-------- EXCERPTED DATA --------
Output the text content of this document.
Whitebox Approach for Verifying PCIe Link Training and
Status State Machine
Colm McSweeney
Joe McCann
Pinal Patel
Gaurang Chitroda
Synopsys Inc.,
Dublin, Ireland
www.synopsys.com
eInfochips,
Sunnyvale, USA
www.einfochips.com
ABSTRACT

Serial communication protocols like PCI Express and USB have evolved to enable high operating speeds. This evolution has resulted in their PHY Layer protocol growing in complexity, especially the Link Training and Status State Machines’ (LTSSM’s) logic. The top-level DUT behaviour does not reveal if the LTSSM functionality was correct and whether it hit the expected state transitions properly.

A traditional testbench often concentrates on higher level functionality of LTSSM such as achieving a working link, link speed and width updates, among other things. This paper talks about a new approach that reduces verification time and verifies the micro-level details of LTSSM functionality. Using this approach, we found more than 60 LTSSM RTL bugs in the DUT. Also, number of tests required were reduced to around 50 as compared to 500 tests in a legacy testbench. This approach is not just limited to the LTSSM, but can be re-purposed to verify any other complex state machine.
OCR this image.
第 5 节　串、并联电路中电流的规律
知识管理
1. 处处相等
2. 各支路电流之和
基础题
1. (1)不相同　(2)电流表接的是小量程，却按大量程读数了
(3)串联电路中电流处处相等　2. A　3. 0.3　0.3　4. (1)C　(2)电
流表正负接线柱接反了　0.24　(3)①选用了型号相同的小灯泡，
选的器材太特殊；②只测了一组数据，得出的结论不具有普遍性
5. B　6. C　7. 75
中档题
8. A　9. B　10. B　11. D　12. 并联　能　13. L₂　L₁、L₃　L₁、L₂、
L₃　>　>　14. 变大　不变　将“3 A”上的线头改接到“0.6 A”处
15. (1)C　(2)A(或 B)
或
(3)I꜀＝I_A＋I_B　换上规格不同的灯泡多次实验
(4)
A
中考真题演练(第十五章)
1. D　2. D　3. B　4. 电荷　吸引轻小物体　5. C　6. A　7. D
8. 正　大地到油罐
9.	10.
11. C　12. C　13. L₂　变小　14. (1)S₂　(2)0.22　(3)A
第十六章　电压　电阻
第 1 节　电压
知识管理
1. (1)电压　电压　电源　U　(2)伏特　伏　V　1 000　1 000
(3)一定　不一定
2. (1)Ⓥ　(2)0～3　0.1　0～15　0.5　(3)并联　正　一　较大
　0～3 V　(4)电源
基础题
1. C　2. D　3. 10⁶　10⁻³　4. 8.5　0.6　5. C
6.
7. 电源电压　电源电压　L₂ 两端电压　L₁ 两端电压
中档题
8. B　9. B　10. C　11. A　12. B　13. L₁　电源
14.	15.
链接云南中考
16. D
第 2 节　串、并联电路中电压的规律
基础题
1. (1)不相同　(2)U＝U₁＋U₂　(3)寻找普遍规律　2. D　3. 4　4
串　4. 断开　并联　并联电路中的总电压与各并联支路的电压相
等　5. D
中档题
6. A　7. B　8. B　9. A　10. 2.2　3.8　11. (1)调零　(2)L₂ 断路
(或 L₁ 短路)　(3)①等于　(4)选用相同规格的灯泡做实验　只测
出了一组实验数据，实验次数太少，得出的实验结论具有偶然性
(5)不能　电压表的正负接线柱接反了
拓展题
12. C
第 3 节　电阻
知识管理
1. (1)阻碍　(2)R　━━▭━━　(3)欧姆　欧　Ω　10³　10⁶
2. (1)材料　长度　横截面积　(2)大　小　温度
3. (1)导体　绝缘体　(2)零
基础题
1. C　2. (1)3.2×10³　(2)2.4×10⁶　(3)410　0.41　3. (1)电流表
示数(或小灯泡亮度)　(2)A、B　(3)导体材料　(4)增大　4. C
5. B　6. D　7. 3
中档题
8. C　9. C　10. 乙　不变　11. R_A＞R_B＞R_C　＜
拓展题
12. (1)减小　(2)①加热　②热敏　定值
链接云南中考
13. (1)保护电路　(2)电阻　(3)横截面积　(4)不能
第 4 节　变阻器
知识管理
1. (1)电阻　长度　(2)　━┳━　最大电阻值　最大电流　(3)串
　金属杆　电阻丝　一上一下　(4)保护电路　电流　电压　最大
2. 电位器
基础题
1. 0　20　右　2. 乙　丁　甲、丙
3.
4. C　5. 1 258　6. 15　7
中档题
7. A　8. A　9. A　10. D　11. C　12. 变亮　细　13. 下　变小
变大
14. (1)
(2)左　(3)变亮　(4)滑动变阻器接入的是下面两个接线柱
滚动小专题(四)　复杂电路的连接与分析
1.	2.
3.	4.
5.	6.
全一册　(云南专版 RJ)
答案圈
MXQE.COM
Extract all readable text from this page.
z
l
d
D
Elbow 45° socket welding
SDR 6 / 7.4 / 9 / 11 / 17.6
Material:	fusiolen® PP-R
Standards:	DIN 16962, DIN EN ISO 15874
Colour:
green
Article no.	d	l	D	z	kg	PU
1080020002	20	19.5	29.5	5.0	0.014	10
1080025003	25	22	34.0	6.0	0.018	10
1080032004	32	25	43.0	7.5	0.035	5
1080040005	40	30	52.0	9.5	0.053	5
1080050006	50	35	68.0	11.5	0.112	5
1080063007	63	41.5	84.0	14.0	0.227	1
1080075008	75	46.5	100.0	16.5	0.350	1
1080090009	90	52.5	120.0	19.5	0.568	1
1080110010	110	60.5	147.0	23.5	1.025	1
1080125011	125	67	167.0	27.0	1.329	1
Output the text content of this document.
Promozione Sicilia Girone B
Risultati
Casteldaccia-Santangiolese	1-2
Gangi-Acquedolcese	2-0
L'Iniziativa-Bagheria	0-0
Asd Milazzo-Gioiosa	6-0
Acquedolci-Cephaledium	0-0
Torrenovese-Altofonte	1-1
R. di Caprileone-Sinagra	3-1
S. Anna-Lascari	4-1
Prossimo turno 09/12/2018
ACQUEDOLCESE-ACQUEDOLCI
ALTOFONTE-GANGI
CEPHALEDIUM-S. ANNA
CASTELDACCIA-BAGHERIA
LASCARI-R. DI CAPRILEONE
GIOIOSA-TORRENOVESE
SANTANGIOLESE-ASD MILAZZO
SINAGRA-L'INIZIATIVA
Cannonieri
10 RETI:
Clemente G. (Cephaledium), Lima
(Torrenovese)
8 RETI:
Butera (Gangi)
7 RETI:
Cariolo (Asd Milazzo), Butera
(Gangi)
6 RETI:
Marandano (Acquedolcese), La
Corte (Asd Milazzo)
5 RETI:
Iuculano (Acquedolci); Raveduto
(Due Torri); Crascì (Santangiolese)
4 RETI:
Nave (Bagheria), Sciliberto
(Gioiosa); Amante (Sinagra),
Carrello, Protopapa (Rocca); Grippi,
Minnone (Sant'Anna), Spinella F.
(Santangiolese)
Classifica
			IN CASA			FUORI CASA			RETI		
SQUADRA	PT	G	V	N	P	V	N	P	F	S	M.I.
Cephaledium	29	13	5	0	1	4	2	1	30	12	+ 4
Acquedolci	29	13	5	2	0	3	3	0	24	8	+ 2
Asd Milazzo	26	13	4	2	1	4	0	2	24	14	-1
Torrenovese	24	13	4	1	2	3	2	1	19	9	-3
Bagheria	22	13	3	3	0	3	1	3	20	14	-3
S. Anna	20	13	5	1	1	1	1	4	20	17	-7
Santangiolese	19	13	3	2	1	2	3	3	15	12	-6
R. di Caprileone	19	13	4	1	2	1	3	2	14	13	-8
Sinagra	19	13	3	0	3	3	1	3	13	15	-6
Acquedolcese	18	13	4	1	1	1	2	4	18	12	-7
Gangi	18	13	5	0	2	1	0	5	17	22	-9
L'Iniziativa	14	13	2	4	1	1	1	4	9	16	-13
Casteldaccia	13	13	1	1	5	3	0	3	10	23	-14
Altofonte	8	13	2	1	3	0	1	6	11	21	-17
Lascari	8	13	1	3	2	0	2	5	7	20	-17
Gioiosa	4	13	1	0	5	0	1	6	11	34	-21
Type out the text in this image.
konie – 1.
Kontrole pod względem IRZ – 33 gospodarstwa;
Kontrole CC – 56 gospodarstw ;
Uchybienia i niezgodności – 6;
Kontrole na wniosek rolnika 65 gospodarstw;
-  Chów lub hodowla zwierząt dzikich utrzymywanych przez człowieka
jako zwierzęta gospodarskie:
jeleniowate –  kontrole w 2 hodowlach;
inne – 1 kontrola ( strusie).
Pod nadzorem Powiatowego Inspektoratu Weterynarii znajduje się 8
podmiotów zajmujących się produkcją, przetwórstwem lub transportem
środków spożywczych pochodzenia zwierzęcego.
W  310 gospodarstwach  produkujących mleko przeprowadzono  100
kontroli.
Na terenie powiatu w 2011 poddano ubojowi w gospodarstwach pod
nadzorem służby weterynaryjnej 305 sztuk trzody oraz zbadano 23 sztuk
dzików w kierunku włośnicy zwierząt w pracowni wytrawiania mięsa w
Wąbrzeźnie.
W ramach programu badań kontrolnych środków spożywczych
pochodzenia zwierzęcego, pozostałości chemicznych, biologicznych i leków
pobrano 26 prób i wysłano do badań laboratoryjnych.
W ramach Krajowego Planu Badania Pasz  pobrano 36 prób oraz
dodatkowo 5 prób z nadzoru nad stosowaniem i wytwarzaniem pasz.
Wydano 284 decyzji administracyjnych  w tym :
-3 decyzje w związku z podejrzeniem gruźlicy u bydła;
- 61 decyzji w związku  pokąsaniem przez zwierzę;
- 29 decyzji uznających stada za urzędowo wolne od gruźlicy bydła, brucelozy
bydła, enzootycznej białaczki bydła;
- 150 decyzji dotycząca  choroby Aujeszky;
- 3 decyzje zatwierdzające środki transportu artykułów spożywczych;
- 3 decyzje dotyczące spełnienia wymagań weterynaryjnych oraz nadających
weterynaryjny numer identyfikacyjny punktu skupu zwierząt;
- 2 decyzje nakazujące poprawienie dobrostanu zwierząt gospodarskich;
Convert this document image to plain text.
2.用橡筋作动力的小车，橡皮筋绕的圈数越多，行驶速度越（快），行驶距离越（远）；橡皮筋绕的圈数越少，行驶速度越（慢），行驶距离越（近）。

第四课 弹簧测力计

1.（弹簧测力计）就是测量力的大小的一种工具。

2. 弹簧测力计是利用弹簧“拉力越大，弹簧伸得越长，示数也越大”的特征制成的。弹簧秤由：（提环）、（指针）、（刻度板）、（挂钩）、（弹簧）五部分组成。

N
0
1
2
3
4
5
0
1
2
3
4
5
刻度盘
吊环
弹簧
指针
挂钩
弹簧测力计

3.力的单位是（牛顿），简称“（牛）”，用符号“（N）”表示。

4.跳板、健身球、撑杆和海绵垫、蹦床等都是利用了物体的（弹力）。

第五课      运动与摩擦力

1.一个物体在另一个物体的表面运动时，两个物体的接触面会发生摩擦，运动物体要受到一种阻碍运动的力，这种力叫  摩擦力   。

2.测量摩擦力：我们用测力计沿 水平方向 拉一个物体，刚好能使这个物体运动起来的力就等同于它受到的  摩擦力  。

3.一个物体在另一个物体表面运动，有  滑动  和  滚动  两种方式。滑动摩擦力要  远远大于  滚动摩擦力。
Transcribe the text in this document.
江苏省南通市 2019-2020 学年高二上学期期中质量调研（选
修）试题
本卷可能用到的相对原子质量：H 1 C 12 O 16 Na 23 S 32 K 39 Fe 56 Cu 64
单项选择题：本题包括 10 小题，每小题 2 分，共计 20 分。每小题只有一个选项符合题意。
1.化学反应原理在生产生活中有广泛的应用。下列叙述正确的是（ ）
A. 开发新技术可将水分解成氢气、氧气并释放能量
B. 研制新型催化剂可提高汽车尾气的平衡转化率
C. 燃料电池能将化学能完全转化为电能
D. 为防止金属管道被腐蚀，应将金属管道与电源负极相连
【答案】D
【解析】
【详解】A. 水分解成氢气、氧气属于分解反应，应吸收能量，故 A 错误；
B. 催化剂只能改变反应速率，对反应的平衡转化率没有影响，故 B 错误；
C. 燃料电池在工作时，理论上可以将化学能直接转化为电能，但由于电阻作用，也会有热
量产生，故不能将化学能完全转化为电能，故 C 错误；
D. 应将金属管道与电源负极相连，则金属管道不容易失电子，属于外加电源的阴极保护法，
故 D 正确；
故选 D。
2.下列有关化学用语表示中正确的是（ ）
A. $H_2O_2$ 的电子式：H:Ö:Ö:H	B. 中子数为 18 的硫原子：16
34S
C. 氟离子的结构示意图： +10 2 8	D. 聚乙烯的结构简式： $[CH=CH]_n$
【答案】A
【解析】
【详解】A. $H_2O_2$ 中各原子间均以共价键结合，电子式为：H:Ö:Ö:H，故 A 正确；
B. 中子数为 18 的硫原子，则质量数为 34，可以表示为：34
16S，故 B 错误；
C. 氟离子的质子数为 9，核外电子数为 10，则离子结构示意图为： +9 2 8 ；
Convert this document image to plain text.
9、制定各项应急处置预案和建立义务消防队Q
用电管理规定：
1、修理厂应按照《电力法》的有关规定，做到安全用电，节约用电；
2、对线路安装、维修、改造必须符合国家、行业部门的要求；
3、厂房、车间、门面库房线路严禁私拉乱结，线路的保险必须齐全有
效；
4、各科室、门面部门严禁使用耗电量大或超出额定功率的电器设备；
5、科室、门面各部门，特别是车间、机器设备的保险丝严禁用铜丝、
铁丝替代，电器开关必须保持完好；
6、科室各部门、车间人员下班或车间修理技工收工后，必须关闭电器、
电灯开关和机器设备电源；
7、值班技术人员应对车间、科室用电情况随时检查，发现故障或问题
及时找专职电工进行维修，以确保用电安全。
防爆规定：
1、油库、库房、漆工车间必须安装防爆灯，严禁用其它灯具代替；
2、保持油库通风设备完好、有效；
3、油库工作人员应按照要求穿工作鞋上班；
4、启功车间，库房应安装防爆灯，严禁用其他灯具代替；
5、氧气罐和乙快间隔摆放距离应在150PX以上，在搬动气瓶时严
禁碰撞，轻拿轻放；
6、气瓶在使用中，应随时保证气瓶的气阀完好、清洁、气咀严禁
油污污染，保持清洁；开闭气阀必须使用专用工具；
--------
▶ **TASK DETAILS**: Only lines holding the string "decyzje" are wanted; gather each one from the entries above.

▶ **SOLUTION FOR THIS EXERCISE**:
-3 decyzje w związku z podejrzeniem gruźlicy u bydła;
- 3 decyzje zatwierdzające środki transportu artykułów spożywczych;
- 3 decyzje dotyczące spełnienia wymagań weterynaryjnych oraz nadających
- 2 decyzje nakazujące poprawienie dobrostanu zwierząt gospodarskich;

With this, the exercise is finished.